- Task brief: Show every line in the entries below where the word "CITY" appears.

A run of records:
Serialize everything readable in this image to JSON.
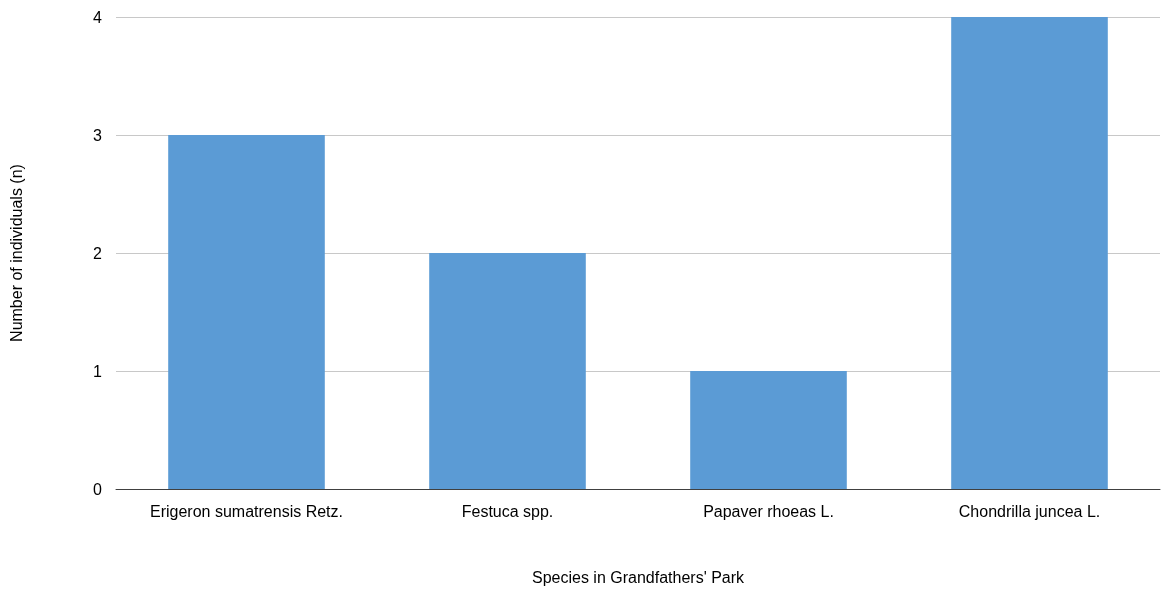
{
  "chart_data": {
    "type": "bar",
    "xlabel": "Species in Grandfathers' Park",
    "ylabel": "Number of individuals (n)",
    "categories": [
      "Erigeron sumatrensis Retz.",
      "Festuca spp.",
      "Papaver rhoeas L.",
      "Chondrilla juncea L."
    ],
    "values": [
      3,
      2,
      1,
      4
    ],
    "color": "#5b9bd5",
    "ylim": [
      0,
      4
    ],
    "yticks": [
      0,
      1,
      2,
      3,
      4
    ],
    "grid": "y"
  }
}
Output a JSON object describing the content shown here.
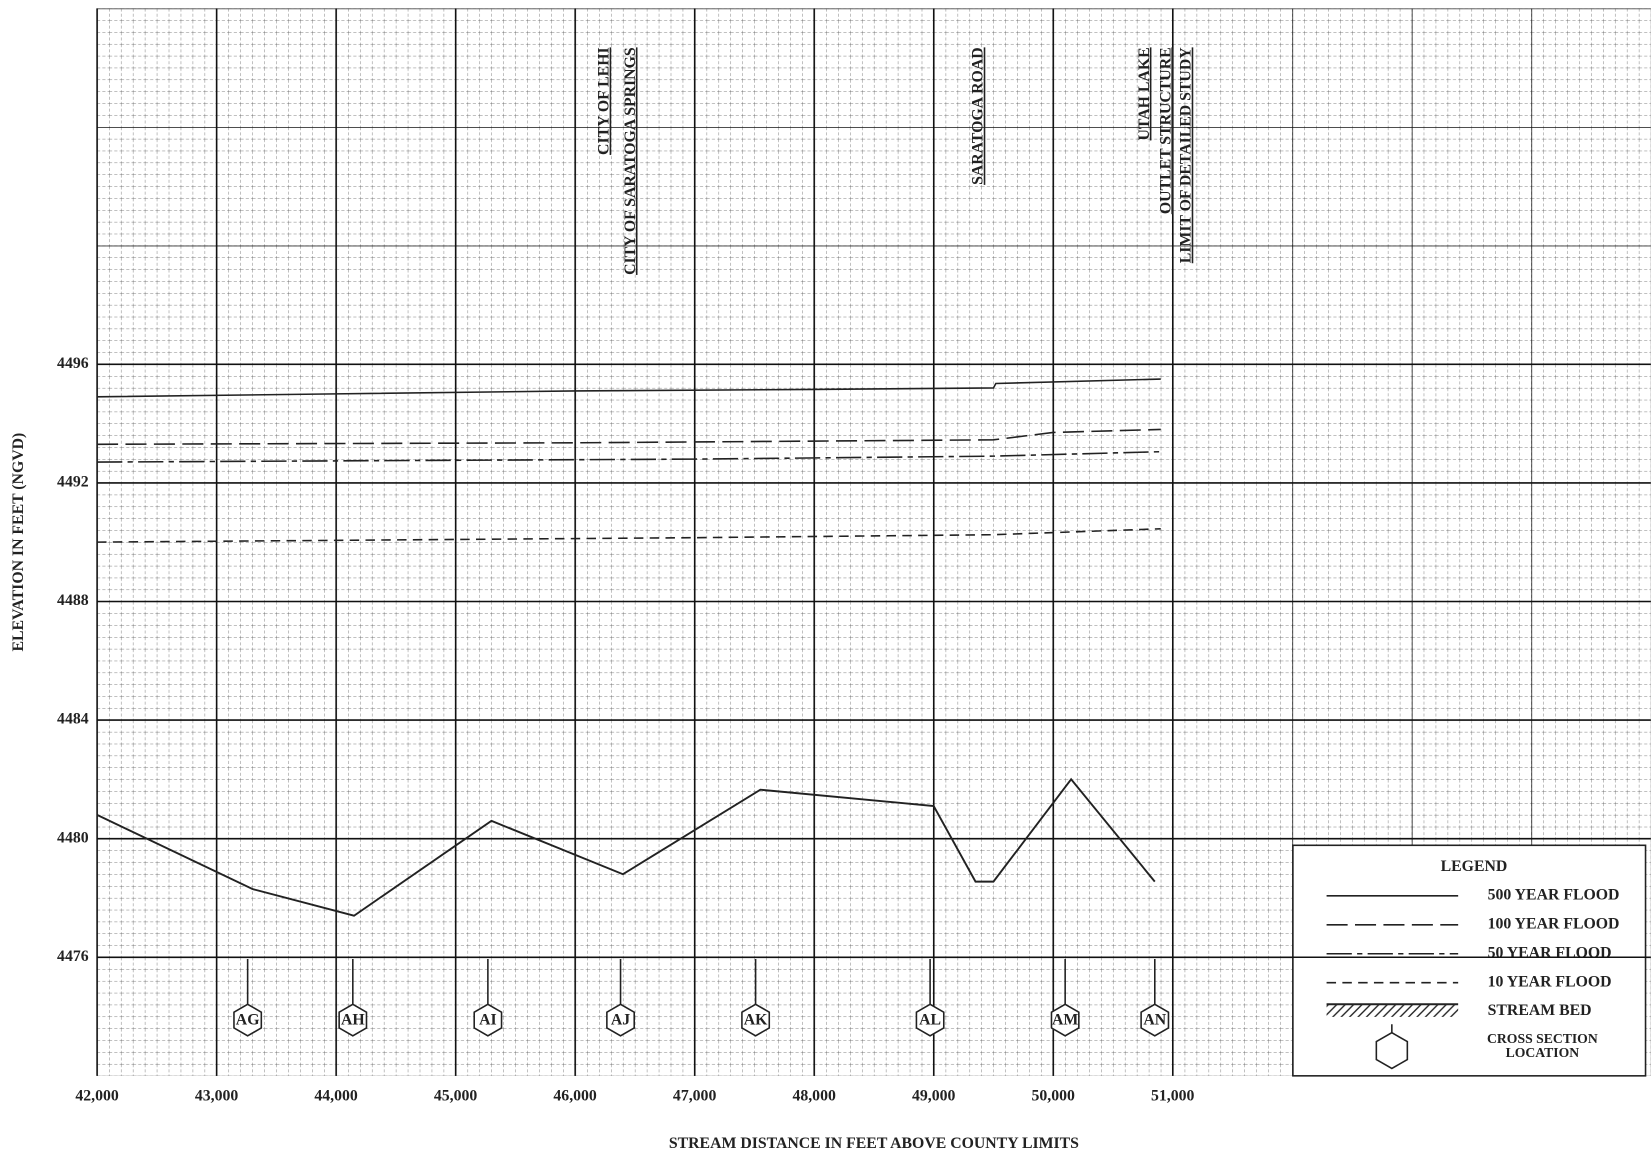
{
  "chart_data": {
    "type": "line",
    "xlabel": "STREAM DISTANCE IN FEET ABOVE COUNTY LIMITS",
    "ylabel": "ELEVATION IN FEET (NGVD)",
    "xlim": [
      42000,
      55000
    ],
    "ylim": [
      4472,
      4508
    ],
    "xticks": [
      {
        "value": 42000,
        "label": "42,000"
      },
      {
        "value": 43000,
        "label": "43,000"
      },
      {
        "value": 44000,
        "label": "44,000"
      },
      {
        "value": 45000,
        "label": "45,000"
      },
      {
        "value": 46000,
        "label": "46,000"
      },
      {
        "value": 47000,
        "label": "47,000"
      },
      {
        "value": 48000,
        "label": "48,000"
      },
      {
        "value": 49000,
        "label": "49,000"
      },
      {
        "value": 50000,
        "label": "50,000"
      },
      {
        "value": 51000,
        "label": "51,000"
      }
    ],
    "yticks": [
      4476,
      4480,
      4484,
      4488,
      4492,
      4496
    ],
    "grid": true,
    "legend_title": "LEGEND",
    "legend_position": "lower right",
    "series": [
      {
        "name": "500 YEAR FLOOD",
        "color": "#222222",
        "dash": "solid",
        "x": [
          42000,
          44000,
          46000,
          48000,
          49500,
          49520,
          50900
        ],
        "values": [
          4494.9,
          4495.0,
          4495.1,
          4495.15,
          4495.2,
          4495.35,
          4495.5
        ]
      },
      {
        "name": "100 YEAR FLOOD",
        "color": "#222222",
        "dash": "long-dash",
        "x": [
          42000,
          46000,
          49500,
          50000,
          50900
        ],
        "values": [
          4493.3,
          4493.35,
          4493.45,
          4493.7,
          4493.8
        ]
      },
      {
        "name": "50 YEAR FLOOD",
        "color": "#222222",
        "dash": "dash-dot",
        "x": [
          42000,
          47000,
          49500,
          50900
        ],
        "values": [
          4492.7,
          4492.8,
          4492.9,
          4493.05
        ]
      },
      {
        "name": "10 YEAR FLOOD",
        "color": "#222222",
        "dash": "dash",
        "x": [
          42000,
          47000,
          49500,
          50900
        ],
        "values": [
          4490.0,
          4490.15,
          4490.25,
          4490.45
        ]
      },
      {
        "name": "STREAM BED",
        "color": "#222222",
        "dash": "solid",
        "marker": "hatch",
        "x": [
          42000,
          43300,
          44150,
          45300,
          46400,
          47550,
          49000,
          49350,
          49500,
          50150,
          50850
        ],
        "values": [
          4480.8,
          4478.3,
          4477.4,
          4480.6,
          4478.8,
          4481.65,
          4481.1,
          4478.55,
          4478.55,
          4482.0,
          4478.55
        ]
      }
    ],
    "cross_sections": {
      "name": "CROSS SECTION LOCATION",
      "x": [
        43260,
        44140,
        45270,
        46380,
        47510,
        48970,
        50100,
        50850
      ],
      "labels": [
        "AG",
        "AH",
        "AI",
        "AJ",
        "AK",
        "AL",
        "AM",
        "AN"
      ]
    },
    "annotations": [
      {
        "text": "CITY OF LEHI",
        "x": 46250
      },
      {
        "text": "CITY OF SARATOGA SPRINGS",
        "x": 46470
      },
      {
        "text": "SARATOGA ROAD",
        "x": 49380
      },
      {
        "text": "UTAH LAKE",
        "x": 50770
      },
      {
        "text": "OUTLET STRUCTURE",
        "x": 50950
      },
      {
        "text": "LIMIT OF DETAILED STUDY",
        "x": 51120
      }
    ]
  }
}
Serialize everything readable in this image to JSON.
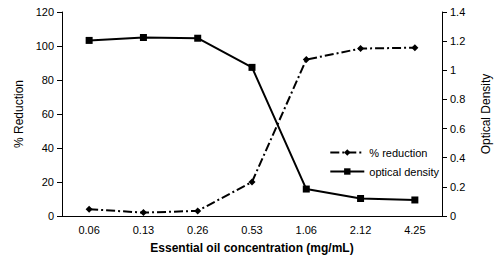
{
  "chart_data": {
    "type": "line",
    "x_label": "Essential oil concentration (mg/mL)",
    "y_label": "% Reduction",
    "y2_label": "Optical Density",
    "categories": [
      "0.06",
      "0.13",
      "0.26",
      "0.53",
      "1.06",
      "2.12",
      "4.25"
    ],
    "series": [
      {
        "name": "% reduction",
        "color": "#000000",
        "marker": "diamond",
        "line_style": "dashdot",
        "values": [
          4,
          2,
          3,
          20,
          92,
          98.5,
          99
        ]
      },
      {
        "name": "optical density",
        "color": "#000000",
        "marker": "square",
        "line_style": "solid",
        "axis": "y2",
        "values": [
          1.205,
          1.225,
          1.22,
          1.02,
          0.185,
          0.12,
          0.11
        ]
      }
    ],
    "ylim": [
      0,
      120
    ],
    "yticks": [
      0,
      20,
      40,
      60,
      80,
      100,
      120
    ],
    "y2lim": [
      0,
      1.4
    ],
    "y2ticks": [
      0,
      0.2,
      0.4,
      0.6,
      0.8,
      1,
      1.2,
      1.4
    ],
    "grid": false,
    "legend": "right"
  }
}
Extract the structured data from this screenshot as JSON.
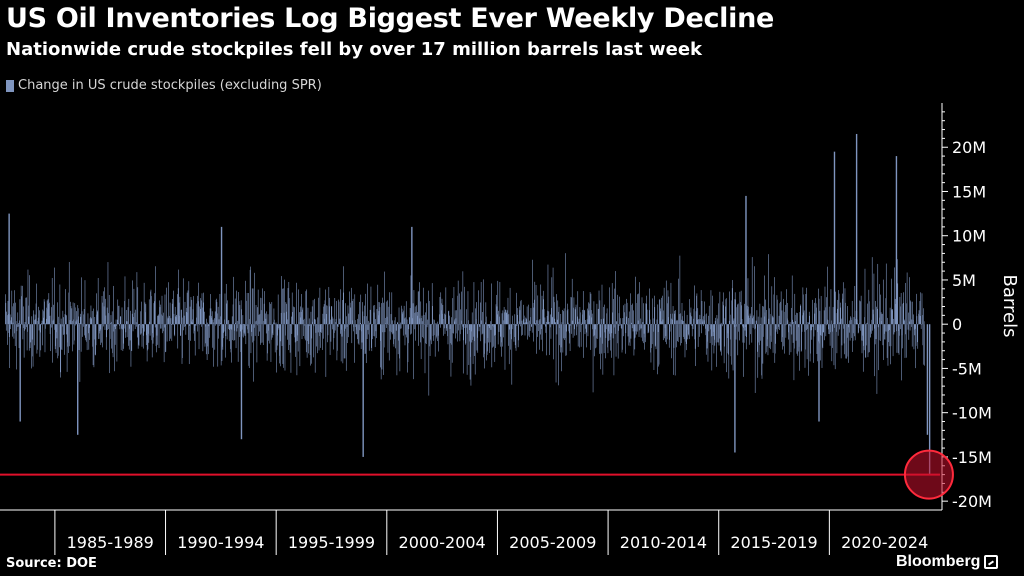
{
  "header": {
    "title": "US Oil Inventories Log Biggest Ever Weekly Decline",
    "subtitle": "Nationwide crude stockpiles fell by over 17 million barrels last week"
  },
  "footer": {
    "source": "Source: DOE",
    "brand": "Bloomberg"
  },
  "colors": {
    "background": "#000000",
    "bars": "#7f95bf",
    "highlight_line": "#e0102b",
    "highlight_circle": "#c8102e",
    "axis": "#ffffff"
  },
  "chart_data": {
    "type": "bar",
    "title": "US Oil Inventories Log Biggest Ever Weekly Decline",
    "subtitle": "Nationwide crude stockpiles fell by over 17 million barrels last week",
    "ylabel": "Barrels",
    "xlabel": "",
    "ylim": [
      -21000000,
      25000000
    ],
    "y_ticks": [
      20000000,
      15000000,
      10000000,
      5000000,
      0,
      -5000000,
      -10000000,
      -15000000,
      -20000000
    ],
    "y_tick_labels": [
      "20M",
      "15M",
      "10M",
      "5M",
      "0",
      "-5M",
      "-10M",
      "-15M",
      "-20M"
    ],
    "x_range": [
      1982.7,
      2025.0
    ],
    "x_tick_labels": [
      "1985-1989",
      "1990-1994",
      "1995-1999",
      "2000-2004",
      "2005-2009",
      "2010-2014",
      "2015-2019",
      "2020-2024"
    ],
    "x_tick_boundaries": [
      1985,
      1990,
      1995,
      2000,
      2005,
      2010,
      2015,
      2020
    ],
    "grid": false,
    "legend_position": "top-left",
    "series": [
      {
        "name": "Change in US crude stockpiles (excluding SPR)",
        "frequency": "weekly",
        "representative_extremes": [
          {
            "x": 1982.9,
            "y": 12500000
          },
          {
            "x": 1983.4,
            "y": -11000000
          },
          {
            "x": 1986.0,
            "y": -12500000
          },
          {
            "x": 1992.5,
            "y": 11000000
          },
          {
            "x": 1993.4,
            "y": -13000000
          },
          {
            "x": 1998.9,
            "y": -15000000
          },
          {
            "x": 2001.1,
            "y": 11000000
          },
          {
            "x": 2016.2,
            "y": 14500000
          },
          {
            "x": 2015.7,
            "y": -14500000
          },
          {
            "x": 2019.5,
            "y": -11000000
          },
          {
            "x": 2020.2,
            "y": 19500000
          },
          {
            "x": 2021.2,
            "y": 21500000
          },
          {
            "x": 2023.0,
            "y": 19000000
          },
          {
            "x": 2024.4,
            "y": -12500000
          },
          {
            "x": 2024.5,
            "y": -17000000
          }
        ]
      }
    ],
    "annotations": [
      {
        "type": "horizontal_line",
        "y": -17000000
      },
      {
        "type": "circle_marker",
        "x": 2024.5,
        "y": -17000000
      }
    ]
  }
}
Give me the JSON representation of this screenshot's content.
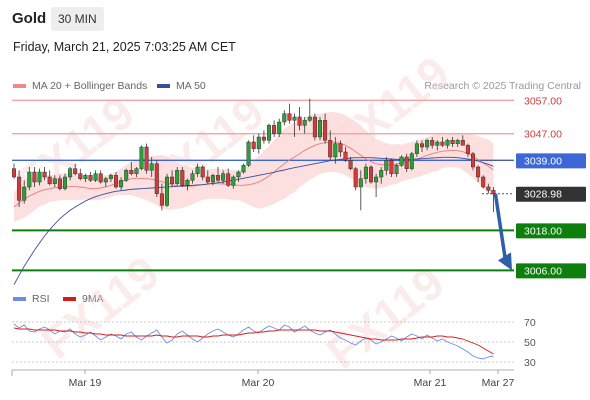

- Output of the exercise:
        "text": "CITY OF LEHI",
        "text": "CITY OF SARATOGA SPRINGS",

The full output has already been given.